▶ Written request
Extract all of the entries and give them again, word for word.
◇ ◇ ◇ ◇
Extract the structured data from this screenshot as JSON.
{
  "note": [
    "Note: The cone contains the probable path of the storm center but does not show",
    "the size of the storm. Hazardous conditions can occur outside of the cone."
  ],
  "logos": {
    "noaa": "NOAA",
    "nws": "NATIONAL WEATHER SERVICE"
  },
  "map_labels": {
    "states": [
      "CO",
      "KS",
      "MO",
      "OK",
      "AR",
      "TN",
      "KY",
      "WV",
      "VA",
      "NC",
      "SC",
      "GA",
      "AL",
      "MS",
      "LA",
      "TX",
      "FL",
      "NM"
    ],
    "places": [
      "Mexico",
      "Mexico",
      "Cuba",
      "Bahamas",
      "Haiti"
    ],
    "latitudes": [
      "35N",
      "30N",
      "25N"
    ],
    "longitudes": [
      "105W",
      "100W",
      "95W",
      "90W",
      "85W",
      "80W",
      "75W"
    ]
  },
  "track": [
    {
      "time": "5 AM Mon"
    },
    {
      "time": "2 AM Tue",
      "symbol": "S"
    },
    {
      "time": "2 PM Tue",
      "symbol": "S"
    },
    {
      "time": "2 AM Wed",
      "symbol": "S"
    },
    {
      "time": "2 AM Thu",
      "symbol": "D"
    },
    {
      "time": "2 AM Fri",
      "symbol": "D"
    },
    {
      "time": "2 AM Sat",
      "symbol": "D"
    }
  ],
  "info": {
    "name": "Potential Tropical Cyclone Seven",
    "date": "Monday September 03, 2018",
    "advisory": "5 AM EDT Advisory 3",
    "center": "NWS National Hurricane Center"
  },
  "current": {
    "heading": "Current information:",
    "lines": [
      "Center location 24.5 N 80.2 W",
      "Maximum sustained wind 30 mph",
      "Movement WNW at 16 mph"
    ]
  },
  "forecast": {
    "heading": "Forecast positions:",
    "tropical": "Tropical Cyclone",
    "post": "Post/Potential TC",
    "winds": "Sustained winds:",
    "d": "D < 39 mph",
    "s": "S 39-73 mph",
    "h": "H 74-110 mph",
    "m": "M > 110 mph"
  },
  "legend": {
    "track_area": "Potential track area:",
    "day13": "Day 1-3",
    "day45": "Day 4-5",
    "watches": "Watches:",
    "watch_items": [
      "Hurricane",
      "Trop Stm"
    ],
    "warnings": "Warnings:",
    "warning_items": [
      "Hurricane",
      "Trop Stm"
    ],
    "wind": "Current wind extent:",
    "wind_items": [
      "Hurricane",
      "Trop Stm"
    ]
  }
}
◇ ◇ ◇ ◇
▶ Expected output
Extract the structured data from this screenshot as JSON.
{
  "note": [
    "Note: The cone contains the probable path of the storm center but does not show",
    "the size of the storm. Hazardous conditions can occur outside of the cone."
  ],
  "logos": {
    "noaa": "NOAA",
    "nws": "NATIONAL WEATHER SERVICE"
  },
  "map_labels": {
    "states": [
      "CO",
      "KS",
      "MO",
      "OK",
      "AR",
      "TN",
      "KY",
      "WV",
      "VA",
      "NC",
      "SC",
      "GA",
      "AL",
      "MS",
      "LA",
      "TX",
      "FL",
      "NM"
    ],
    "places": [
      "Mexico",
      "Mexico",
      "Cuba",
      "Bahamas",
      "Haiti"
    ],
    "latitudes": [
      "35N",
      "30N",
      "25N"
    ],
    "longitudes": [
      "105W",
      "100W",
      "95W",
      "90W",
      "85W",
      "80W",
      "75W"
    ]
  },
  "track": [
    {
      "time": "5 AM Mon"
    },
    {
      "time": "2 AM Tue",
      "symbol": "S"
    },
    {
      "time": "2 PM Tue",
      "symbol": "S"
    },
    {
      "time": "2 AM Wed",
      "symbol": "S"
    },
    {
      "time": "2 AM Thu",
      "symbol": "D"
    },
    {
      "time": "2 AM Fri",
      "symbol": "D"
    },
    {
      "time": "2 AM Sat",
      "symbol": "D"
    }
  ],
  "info": {
    "name": "Potential Tropical Cyclone Seven",
    "date": "Monday September 03, 2018",
    "advisory": "5 AM EDT Advisory 3",
    "center": "NWS National Hurricane Center"
  },
  "current": {
    "heading": "Current information:",
    "lines": [
      "Center location 24.5 N 80.2 W",
      "Maximum sustained wind 30 mph",
      "Movement WNW at 16 mph"
    ]
  },
  "forecast": {
    "heading": "Forecast positions:",
    "tropical": "Tropical Cyclone",
    "post": "Post/Potential TC",
    "winds": "Sustained winds:",
    "d": "D < 39 mph",
    "s": "S 39-73 mph",
    "h": "H 74-110 mph",
    "m": "M > 110 mph"
  },
  "legend": {
    "track_area": "Potential track area:",
    "day13": "Day 1-3",
    "day45": "Day 4-5",
    "watches": "Watches:",
    "watch_items": [
      "Hurricane",
      "Trop Stm"
    ],
    "warnings": "Warnings:",
    "warning_items": [
      "Hurricane",
      "Trop Stm"
    ],
    "wind": "Current wind extent:",
    "wind_items": [
      "Hurricane",
      "Trop Stm"
    ]
  }
}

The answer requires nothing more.